(Do this):
Copy out each line of the data holding "euro".
▬▬▬▬▬▬
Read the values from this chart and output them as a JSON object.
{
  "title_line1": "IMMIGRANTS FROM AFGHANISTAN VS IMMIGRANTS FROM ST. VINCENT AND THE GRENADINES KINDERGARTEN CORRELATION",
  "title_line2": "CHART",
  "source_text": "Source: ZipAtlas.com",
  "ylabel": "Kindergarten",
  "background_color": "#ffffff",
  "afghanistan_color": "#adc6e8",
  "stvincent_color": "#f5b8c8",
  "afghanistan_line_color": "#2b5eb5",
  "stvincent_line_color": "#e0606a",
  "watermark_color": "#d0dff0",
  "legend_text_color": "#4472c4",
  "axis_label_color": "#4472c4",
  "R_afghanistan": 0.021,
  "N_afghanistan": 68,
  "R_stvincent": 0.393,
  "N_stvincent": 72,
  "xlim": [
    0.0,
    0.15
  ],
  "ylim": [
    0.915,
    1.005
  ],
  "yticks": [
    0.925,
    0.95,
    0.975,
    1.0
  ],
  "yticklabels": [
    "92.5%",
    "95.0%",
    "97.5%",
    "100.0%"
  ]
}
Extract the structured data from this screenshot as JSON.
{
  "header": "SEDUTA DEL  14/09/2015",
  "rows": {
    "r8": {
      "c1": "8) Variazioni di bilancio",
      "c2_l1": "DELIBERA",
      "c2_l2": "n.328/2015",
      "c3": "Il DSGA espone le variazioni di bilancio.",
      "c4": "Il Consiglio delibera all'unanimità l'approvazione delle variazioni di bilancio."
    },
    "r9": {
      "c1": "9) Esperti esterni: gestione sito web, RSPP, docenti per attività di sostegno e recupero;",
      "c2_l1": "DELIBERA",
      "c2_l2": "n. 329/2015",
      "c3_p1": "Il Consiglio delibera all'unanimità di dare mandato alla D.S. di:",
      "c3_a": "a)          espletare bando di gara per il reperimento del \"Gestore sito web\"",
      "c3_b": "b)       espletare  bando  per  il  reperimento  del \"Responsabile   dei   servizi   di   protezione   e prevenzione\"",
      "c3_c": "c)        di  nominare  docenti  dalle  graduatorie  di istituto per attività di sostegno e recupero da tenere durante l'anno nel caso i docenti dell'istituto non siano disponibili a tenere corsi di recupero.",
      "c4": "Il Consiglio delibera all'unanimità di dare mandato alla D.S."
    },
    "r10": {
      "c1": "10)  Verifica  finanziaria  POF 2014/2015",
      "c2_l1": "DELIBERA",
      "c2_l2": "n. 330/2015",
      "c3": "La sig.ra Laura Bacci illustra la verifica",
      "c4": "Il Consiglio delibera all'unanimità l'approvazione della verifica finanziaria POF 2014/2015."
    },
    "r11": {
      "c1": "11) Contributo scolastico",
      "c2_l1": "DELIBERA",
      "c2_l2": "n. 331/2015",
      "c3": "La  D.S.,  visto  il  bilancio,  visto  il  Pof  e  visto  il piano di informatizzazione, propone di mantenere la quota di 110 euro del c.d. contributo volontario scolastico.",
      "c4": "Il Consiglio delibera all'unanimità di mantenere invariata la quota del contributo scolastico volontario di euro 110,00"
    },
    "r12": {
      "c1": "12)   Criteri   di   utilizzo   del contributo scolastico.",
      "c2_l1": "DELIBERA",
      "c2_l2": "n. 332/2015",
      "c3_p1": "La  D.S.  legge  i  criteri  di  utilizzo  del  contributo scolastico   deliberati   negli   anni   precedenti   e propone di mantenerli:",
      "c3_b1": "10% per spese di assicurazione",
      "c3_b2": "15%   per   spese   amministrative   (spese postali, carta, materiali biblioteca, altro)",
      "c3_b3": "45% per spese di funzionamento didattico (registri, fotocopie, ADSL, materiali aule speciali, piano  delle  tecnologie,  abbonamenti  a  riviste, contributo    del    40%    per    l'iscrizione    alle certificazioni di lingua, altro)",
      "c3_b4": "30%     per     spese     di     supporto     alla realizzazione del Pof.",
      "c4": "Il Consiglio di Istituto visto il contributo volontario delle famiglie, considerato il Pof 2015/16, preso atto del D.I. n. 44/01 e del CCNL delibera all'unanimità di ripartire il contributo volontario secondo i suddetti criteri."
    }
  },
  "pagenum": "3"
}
▬▬▬▬▬▬
(Solution to this exercise):
      "c3": "La  D.S.,  visto  il  bilancio,  visto  il  Pof  e  visto  il piano di informatizzazione, propone di mantenere la quota di 110 euro del c.d. contributo volontario scolastico.",
      "c4": "Il Consiglio delibera all'unanimità di mantenere invariata la quota del contributo scolastico volontario di euro 110,00"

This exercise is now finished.